→ **WRITTEN PROBLEM**:
Extend the passage on state-space stock assessment models beyond its last sentence.

Data weighting and alternative likelihoods in SSSAM are ongoing areas of investigation, and I
                                                 178


recommend continued research into the logistic normal and multivariate Tweedie distributions
using more simulation-estimation experiments to understand how much overdispersion and/or
inter-age correlation can be accounted for by their parameters.
        This work encountered several reoccurring issues, none more omnipresent than
difficulties surrounding model fitting and convergence. Model failure, more than anything,
revealed the limits of SSSAM, such as trying to estimate standard deviation parameters of the
total catch for Lake Michigan lake whitefish (Chapter 1), trying to estimate survival process
variance when it was absent (Chapter 2), or trying to scale the effective sample size while failing
to account for overdispersion and correlation (Chapter 3). When George Box revisited his
famous aphorism, he included the clause: “the practical question is how wrong do [models] have
to be to not be useful.” There is no more useless model than a failed model, and no stronger sign
throughout this work that a model was inappropriate in a given context, either because processes
were specified incorrectly, or the model tried to estimate too many processes with not enough
data. A continued challenge in quantitative fishery science in general and SSSAM in particular is
to find synergy among system complexity, data availability, and model structure.

Excerpts from a layout annotation set:
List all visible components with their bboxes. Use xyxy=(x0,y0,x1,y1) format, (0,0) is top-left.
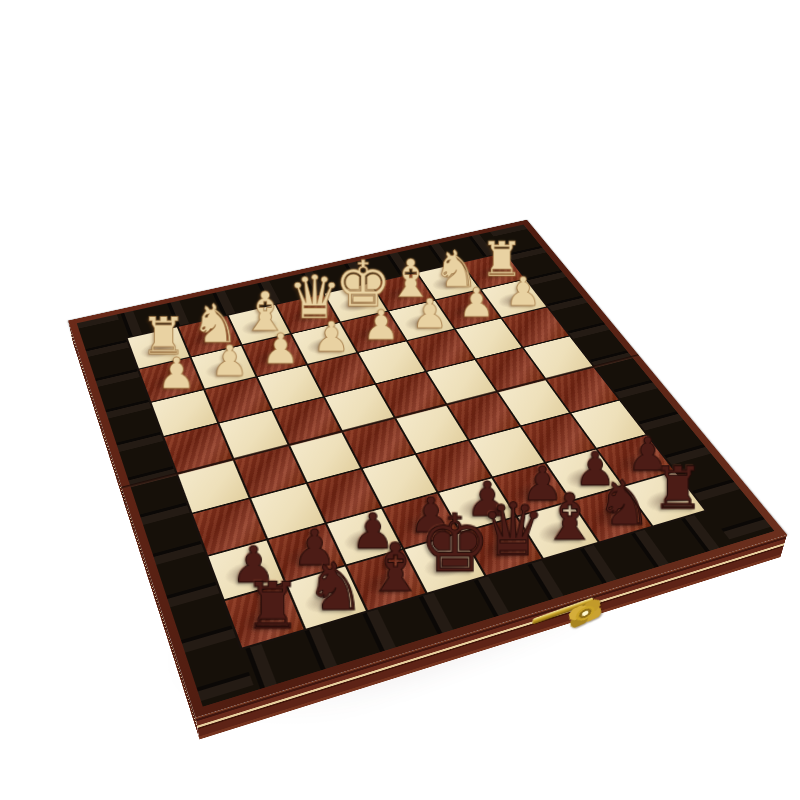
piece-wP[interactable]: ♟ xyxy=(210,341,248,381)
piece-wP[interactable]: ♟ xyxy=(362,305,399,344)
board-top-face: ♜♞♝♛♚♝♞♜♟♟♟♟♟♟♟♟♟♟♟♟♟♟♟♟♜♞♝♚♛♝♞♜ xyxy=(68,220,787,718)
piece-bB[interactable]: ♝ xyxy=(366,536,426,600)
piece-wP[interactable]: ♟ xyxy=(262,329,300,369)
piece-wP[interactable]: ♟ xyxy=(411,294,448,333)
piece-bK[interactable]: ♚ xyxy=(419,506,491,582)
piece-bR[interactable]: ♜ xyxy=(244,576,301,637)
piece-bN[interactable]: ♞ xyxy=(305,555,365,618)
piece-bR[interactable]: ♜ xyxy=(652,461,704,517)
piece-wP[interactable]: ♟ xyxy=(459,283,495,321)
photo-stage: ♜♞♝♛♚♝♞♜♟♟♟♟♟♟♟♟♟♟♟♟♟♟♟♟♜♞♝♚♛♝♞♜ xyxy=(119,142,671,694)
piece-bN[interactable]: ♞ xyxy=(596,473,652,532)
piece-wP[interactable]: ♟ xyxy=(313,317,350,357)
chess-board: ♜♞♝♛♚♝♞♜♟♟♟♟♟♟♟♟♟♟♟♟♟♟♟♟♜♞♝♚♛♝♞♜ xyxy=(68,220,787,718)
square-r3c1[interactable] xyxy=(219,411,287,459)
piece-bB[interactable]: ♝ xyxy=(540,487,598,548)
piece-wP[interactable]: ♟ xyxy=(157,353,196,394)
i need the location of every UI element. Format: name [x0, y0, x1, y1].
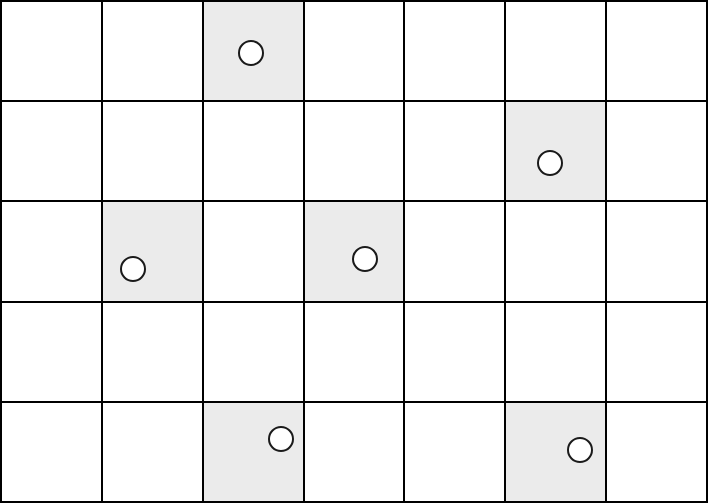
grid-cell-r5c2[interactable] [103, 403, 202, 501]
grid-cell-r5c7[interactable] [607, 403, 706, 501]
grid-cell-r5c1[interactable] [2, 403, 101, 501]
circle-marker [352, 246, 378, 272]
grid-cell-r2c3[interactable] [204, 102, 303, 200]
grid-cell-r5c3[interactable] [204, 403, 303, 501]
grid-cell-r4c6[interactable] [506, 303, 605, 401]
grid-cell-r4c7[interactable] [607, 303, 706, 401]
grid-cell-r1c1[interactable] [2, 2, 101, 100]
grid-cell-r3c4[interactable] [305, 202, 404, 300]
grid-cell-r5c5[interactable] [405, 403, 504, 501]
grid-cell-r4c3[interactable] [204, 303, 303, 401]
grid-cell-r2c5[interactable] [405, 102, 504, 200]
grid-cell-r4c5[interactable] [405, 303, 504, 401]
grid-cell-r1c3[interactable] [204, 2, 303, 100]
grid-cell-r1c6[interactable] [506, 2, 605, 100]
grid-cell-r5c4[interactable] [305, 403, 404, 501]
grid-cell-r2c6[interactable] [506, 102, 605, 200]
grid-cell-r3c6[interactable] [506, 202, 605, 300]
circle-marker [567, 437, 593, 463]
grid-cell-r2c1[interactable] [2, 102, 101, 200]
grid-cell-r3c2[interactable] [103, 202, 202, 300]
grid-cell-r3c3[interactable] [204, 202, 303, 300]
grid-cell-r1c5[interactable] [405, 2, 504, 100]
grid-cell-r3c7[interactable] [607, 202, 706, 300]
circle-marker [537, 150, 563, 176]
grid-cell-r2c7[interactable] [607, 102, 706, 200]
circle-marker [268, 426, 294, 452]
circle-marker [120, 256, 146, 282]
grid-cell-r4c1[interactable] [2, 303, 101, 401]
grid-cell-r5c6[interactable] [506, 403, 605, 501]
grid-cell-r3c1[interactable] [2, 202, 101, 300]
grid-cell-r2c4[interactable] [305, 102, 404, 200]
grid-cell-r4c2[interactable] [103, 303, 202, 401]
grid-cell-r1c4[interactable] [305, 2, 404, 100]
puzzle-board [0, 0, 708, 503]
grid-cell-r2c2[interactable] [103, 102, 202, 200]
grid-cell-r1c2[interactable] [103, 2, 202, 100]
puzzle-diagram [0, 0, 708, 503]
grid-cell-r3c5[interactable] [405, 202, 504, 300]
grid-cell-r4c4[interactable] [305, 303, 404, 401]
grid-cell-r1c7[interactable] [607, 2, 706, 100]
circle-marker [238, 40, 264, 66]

→ **OUTPUT OF THE EXERCISE**:
        Another consistent theme throughout this work was questioning how to collect catch and
index data. If there are fisheries dependent indices of abundance like catch per unit effort, a
survey is not required to fit a SSSAM. And if a survey is used, fewer samples may be required
than was previously assumed to achieve the same level of model performance. When the
standard deviation of the realized total index values was increased (by 10% or 50%) or the
effective sample size of the proportions at age were lowered (also by 10 or 50%) the model did
just as well in estimating performance metrics like recruitment and spawning stock biomass or
the process error variances, suggesting fewer sampling trips may be taken or fewer individuals
                                                 179


might be aged to achieve the same accuracy and precision. The multivariate Tweedie distribution
can increase or decrease the effective sample size relative to the input sample size, suggesting
that even if the total number of sampled individuals in the catch is low, the model may be able to
right-weight the information internally. In the future, models may be able to do more with less,
and resources can be allocated towards collecting as much informative data as possible without
being redundant.
        My intent was to investigate and offer a supplement, rather than a replacement, to the
quantitative fisheries modeling toolbox. SSSAMs present an exciting avenue to introduce
additional stochasticity and estimate more varying processes but they are not without their
limitations. It should never be assumed that one model or class of models will always be right for
every fishery or circumstance, and it is wise to consider a suite of model parameterizations and
structures, if nothing else to determine how models are sensitive to particular assumptions. I
hope that the findings of this research will lend confidence to the continued inclusion of SSSAM
in management plans of several fisheries stocks across the globe.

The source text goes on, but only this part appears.